━━━━━ Record list ━━━━━

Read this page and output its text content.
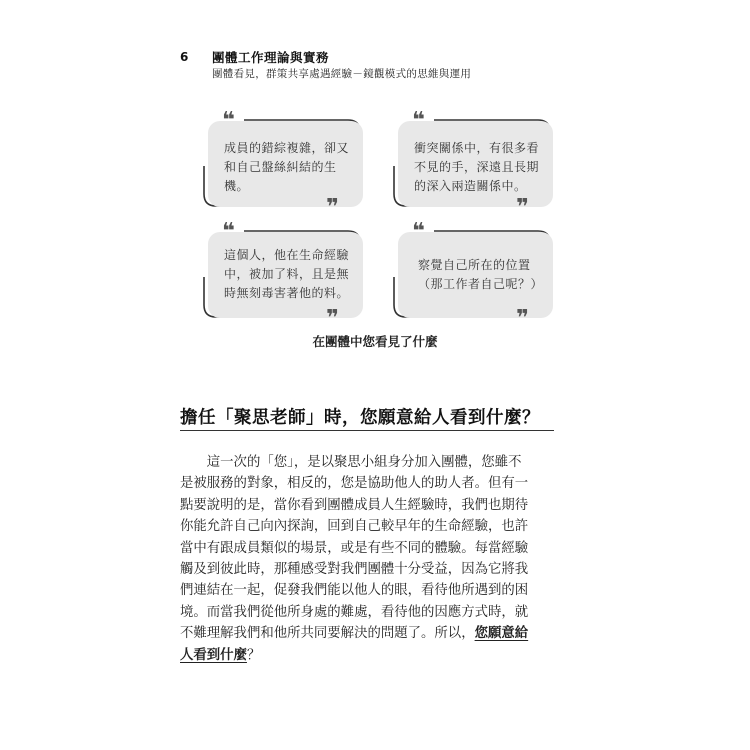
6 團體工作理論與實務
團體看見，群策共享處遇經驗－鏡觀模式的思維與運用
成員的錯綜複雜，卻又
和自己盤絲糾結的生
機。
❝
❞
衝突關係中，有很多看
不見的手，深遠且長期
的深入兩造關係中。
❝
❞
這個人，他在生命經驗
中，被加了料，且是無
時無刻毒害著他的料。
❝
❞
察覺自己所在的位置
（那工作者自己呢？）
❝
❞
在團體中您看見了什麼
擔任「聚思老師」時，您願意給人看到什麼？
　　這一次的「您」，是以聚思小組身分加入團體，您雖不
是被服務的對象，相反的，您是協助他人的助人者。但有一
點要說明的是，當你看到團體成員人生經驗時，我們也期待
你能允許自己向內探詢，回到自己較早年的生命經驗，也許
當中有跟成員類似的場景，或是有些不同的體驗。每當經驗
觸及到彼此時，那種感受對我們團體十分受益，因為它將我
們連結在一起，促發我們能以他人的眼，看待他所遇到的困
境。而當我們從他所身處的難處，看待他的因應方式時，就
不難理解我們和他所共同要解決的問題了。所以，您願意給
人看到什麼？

━━━━━
━━━━━ Record list ━━━━━

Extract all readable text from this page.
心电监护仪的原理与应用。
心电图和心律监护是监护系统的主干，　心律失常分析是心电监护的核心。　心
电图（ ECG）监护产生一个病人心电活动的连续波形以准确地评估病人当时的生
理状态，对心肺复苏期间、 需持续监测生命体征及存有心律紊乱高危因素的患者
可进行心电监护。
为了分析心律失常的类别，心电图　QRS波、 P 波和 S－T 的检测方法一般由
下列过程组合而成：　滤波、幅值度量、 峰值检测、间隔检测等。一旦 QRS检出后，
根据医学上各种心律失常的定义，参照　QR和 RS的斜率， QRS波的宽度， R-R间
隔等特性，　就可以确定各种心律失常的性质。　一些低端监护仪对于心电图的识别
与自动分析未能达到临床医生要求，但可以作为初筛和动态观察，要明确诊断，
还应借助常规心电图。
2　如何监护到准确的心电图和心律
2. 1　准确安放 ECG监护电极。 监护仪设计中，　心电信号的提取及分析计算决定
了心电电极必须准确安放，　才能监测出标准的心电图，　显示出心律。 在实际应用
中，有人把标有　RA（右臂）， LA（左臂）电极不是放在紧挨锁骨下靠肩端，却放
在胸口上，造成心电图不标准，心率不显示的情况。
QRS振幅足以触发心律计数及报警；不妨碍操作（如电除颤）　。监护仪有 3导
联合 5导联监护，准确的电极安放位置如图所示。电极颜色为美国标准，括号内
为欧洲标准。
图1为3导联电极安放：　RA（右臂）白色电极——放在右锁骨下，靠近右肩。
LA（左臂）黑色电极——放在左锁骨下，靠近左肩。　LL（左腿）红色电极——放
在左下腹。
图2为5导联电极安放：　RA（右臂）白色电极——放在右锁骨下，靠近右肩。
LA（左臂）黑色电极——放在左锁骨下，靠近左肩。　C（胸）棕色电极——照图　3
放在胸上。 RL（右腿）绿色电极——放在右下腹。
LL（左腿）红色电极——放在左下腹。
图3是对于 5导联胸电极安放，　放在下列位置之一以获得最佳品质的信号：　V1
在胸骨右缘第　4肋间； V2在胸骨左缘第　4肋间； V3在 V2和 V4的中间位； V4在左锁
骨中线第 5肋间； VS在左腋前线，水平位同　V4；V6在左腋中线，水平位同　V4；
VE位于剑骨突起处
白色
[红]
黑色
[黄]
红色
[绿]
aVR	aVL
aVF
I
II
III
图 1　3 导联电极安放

━━━━━

_Work instructions_:
Copy out every line from the data above that has "page" in it.

_Solution for this problem_:
Read this page and output its text content.
Extract all readable text from this page.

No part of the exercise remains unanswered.